→ **Exercise**
Copy out all the data, word for word.
─── Listing ───
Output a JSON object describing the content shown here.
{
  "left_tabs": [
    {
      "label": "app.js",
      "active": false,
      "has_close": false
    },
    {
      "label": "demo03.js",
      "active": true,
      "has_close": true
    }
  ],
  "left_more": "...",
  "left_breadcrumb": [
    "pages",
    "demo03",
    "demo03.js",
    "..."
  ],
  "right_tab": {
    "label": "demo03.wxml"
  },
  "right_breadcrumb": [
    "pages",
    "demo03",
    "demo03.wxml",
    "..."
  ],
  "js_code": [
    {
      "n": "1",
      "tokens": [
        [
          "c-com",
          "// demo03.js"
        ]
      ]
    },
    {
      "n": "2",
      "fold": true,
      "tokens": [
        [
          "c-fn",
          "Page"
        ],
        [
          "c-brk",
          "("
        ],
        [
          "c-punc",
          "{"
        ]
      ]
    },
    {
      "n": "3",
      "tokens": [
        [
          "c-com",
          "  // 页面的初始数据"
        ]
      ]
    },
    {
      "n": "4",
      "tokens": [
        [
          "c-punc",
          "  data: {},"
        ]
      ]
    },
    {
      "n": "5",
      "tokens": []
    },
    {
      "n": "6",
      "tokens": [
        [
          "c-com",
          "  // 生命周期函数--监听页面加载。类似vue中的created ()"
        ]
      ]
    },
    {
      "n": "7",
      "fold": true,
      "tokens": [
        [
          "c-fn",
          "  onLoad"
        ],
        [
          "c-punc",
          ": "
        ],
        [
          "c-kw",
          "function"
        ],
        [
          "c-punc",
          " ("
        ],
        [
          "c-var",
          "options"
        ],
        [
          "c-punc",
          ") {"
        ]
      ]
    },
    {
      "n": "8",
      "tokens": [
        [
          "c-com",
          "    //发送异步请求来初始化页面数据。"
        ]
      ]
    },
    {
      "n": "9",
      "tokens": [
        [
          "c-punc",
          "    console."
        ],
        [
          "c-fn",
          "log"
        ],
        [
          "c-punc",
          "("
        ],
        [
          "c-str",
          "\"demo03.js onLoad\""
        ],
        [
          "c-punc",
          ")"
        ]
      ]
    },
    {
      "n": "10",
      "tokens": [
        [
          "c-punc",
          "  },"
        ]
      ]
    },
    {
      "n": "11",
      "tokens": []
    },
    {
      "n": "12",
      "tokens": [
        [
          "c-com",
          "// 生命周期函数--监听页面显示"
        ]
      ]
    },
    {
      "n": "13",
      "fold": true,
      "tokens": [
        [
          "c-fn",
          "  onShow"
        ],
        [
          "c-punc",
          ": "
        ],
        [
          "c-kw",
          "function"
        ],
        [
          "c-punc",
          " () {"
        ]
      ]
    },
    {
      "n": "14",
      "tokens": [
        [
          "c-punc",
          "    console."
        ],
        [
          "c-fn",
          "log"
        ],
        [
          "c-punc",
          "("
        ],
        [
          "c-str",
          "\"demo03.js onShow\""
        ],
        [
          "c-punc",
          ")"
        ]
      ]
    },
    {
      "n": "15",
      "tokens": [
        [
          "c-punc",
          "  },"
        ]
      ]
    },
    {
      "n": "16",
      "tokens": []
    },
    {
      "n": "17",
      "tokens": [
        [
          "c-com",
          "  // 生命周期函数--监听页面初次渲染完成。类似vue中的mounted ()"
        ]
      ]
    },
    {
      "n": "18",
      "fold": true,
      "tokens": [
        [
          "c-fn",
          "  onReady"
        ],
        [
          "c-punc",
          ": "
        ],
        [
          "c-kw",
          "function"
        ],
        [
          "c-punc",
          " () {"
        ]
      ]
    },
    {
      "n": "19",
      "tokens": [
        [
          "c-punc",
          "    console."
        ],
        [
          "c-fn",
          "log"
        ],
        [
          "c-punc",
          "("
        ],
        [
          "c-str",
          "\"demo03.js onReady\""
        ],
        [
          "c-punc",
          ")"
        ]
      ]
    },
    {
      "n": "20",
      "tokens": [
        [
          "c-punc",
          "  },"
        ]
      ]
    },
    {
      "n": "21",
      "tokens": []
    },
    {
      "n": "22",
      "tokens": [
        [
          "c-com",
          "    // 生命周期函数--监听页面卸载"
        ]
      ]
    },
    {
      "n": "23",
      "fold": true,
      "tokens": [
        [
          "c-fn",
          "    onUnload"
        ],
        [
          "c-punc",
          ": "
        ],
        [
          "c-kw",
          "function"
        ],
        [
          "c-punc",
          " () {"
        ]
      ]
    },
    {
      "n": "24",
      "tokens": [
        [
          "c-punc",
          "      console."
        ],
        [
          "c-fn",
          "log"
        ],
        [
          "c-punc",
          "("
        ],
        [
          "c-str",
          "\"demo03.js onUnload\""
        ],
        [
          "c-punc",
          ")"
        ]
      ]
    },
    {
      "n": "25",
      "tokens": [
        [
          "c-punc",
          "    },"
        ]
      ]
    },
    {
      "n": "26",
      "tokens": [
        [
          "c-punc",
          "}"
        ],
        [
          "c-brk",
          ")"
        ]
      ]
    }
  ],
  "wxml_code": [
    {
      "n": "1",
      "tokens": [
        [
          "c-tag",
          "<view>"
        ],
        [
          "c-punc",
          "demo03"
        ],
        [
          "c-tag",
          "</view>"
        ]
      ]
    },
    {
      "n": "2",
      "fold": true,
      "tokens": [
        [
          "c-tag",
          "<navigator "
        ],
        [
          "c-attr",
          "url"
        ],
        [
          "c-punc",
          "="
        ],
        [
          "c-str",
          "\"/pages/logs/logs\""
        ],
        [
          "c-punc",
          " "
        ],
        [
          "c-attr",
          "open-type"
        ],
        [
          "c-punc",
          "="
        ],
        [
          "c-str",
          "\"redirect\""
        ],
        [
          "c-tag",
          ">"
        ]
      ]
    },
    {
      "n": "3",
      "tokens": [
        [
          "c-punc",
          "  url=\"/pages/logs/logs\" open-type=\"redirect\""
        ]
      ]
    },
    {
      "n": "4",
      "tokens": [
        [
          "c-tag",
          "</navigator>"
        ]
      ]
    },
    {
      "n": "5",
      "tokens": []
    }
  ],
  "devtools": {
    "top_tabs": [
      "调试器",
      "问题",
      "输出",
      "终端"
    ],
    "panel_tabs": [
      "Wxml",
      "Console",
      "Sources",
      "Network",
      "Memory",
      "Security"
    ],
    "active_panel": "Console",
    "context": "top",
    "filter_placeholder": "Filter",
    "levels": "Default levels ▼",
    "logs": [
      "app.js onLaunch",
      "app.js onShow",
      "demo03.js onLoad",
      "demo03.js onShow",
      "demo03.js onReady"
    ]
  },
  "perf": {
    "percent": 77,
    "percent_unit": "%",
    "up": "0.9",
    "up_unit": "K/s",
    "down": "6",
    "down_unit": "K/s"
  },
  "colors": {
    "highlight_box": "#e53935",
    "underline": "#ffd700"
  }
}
───
→ **Solution to the exercise**
Output a JSON object describing the content shown here.
{
  "left_tabs": [
    {
      "label": "app.js",
      "active": false,
      "has_close": false
    },
    {
      "label": "demo03.js",
      "active": true,
      "has_close": true
    }
  ],
  "left_more": "...",
  "left_breadcrumb": [
    "pages",
    "demo03",
    "demo03.js",
    "..."
  ],
  "right_tab": {
    "label": "demo03.wxml"
  },
  "right_breadcrumb": [
    "pages",
    "demo03",
    "demo03.wxml",
    "..."
  ],
  "js_code": [
    {
      "n": "1",
      "tokens": [
        [
          "c-com",
          "// demo03.js"
        ]
      ]
    },
    {
      "n": "2",
      "fold": true,
      "tokens": [
        [
          "c-fn",
          "Page"
        ],
        [
          "c-brk",
          "("
        ],
        [
          "c-punc",
          "{"
        ]
      ]
    },
    {
      "n": "3",
      "tokens": [
        [
          "c-com",
          "  // 页面的初始数据"
        ]
      ]
    },
    {
      "n": "4",
      "tokens": [
        [
          "c-punc",
          "  data: {},"
        ]
      ]
    },
    {
      "n": "5",
      "tokens": []
    },
    {
      "n": "6",
      "tokens": [
        [
          "c-com",
          "  // 生命周期函数--监听页面加载。类似vue中的created ()"
        ]
      ]
    },
    {
      "n": "7",
      "fold": true,
      "tokens": [
        [
          "c-fn",
          "  onLoad"
        ],
        [
          "c-punc",
          ": "
        ],
        [
          "c-kw",
          "function"
        ],
        [
          "c-punc",
          " ("
        ],
        [
          "c-var",
          "options"
        ],
        [
          "c-punc",
          ") {"
        ]
      ]
    },
    {
      "n": "8",
      "tokens": [
        [
          "c-com",
          "    //发送异步请求来初始化页面数据。"
        ]
      ]
    },
    {
      "n": "9",
      "tokens": [
        [
          "c-punc",
          "    console."
        ],
        [
          "c-fn",
          "log"
        ],
        [
          "c-punc",
          "("
        ],
        [
          "c-str",
          "\"demo03.js onLoad\""
        ],
        [
          "c-punc",
          ")"
        ]
      ]
    },
    {
      "n": "10",
      "tokens": [
        [
          "c-punc",
          "  },"
        ]
      ]
    },
    {
      "n": "11",
      "tokens": []
    },
    {
      "n": "12",
      "tokens": [
        [
          "c-com",
          "// 生命周期函数--监听页面显示"
        ]
      ]
    },
    {
      "n": "13",
      "fold": true,
      "tokens": [
        [
          "c-fn",
          "  onShow"
        ],
        [
          "c-punc",
          ": "
        ],
        [
          "c-kw",
          "function"
        ],
        [
          "c-punc",
          " () {"
        ]
      ]
    },
    {
      "n": "14",
      "tokens": [
        [
          "c-punc",
          "    console."
        ],
        [
          "c-fn",
          "log"
        ],
        [
          "c-punc",
          "("
        ],
        [
          "c-str",
          "\"demo03.js onShow\""
        ],
        [
          "c-punc",
          ")"
        ]
      ]
    },
    {
      "n": "15",
      "tokens": [
        [
          "c-punc",
          "  },"
        ]
      ]
    },
    {
      "n": "16",
      "tokens": []
    },
    {
      "n": "17",
      "tokens": [
        [
          "c-com",
          "  // 生命周期函数--监听页面初次渲染完成。类似vue中的mounted ()"
        ]
      ]
    },
    {
      "n": "18",
      "fold": true,
      "tokens": [
        [
          "c-fn",
          "  onReady"
        ],
        [
          "c-punc",
          ": "
        ],
        [
          "c-kw",
          "function"
        ],
        [
          "c-punc",
          " () {"
        ]
      ]
    },
    {
      "n": "19",
      "tokens": [
        [
          "c-punc",
          "    console."
        ],
        [
          "c-fn",
          "log"
        ],
        [
          "c-punc",
          "("
        ],
        [
          "c-str",
          "\"demo03.js onReady\""
        ],
        [
          "c-punc",
          ")"
        ]
      ]
    },
    {
      "n": "20",
      "tokens": [
        [
          "c-punc",
          "  },"
        ]
      ]
    },
    {
      "n": "21",
      "tokens": []
    },
    {
      "n": "22",
      "tokens": [
        [
          "c-com",
          "    // 生命周期函数--监听页面卸载"
        ]
      ]
    },
    {
      "n": "23",
      "fold": true,
      "tokens": [
        [
          "c-fn",
          "    onUnload"
        ],
        [
          "c-punc",
          ": "
        ],
        [
          "c-kw",
          "function"
        ],
        [
          "c-punc",
          " () {"
        ]
      ]
    },
    {
      "n": "24",
      "tokens": [
        [
          "c-punc",
          "      console."
        ],
        [
          "c-fn",
          "log"
        ],
        [
          "c-punc",
          "("
        ],
        [
          "c-str",
          "\"demo03.js onUnload\""
        ],
        [
          "c-punc",
          ")"
        ]
      ]
    },
    {
      "n": "25",
      "tokens": [
        [
          "c-punc",
          "    },"
        ]
      ]
    },
    {
      "n": "26",
      "tokens": [
        [
          "c-punc",
          "}"
        ],
        [
          "c-brk",
          ")"
        ]
      ]
    }
  ],
  "wxml_code": [
    {
      "n": "1",
      "tokens": [
        [
          "c-tag",
          "<view>"
        ],
        [
          "c-punc",
          "demo03"
        ],
        [
          "c-tag",
          "</view>"
        ]
      ]
    },
    {
      "n": "2",
      "fold": true,
      "tokens": [
        [
          "c-tag",
          "<navigator "
        ],
        [
          "c-attr",
          "url"
        ],
        [
          "c-punc",
          "="
        ],
        [
          "c-str",
          "\"/pages/logs/logs\""
        ],
        [
          "c-punc",
          " "
        ],
        [
          "c-attr",
          "open-type"
        ],
        [
          "c-punc",
          "="
        ],
        [
          "c-str",
          "\"redirect\""
        ],
        [
          "c-tag",
          ">"
        ]
      ]
    },
    {
      "n": "3",
      "tokens": [
        [
          "c-punc",
          "  url=\"/pages/logs/logs\" open-type=\"redirect\""
        ]
      ]
    },
    {
      "n": "4",
      "tokens": [
        [
          "c-tag",
          "</navigator>"
        ]
      ]
    },
    {
      "n": "5",
      "tokens": []
    }
  ],
  "devtools": {
    "top_tabs": [
      "调试器",
      "问题",
      "输出",
      "终端"
    ],
    "panel_tabs": [
      "Wxml",
      "Console",
      "Sources",
      "Network",
      "Memory",
      "Security"
    ],
    "active_panel": "Console",
    "context": "top",
    "filter_placeholder": "Filter",
    "levels": "Default levels ▼",
    "logs": [
      "app.js onLaunch",
      "app.js onShow",
      "demo03.js onLoad",
      "demo03.js onShow",
      "demo03.js onReady"
    ]
  },
  "perf": {
    "percent": 77,
    "percent_unit": "%",
    "up": "0.9",
    "up_unit": "K/s",
    "down": "6",
    "down_unit": "K/s"
  },
  "colors": {
    "highlight_box": "#e53935",
    "underline": "#ffd700"
  }
}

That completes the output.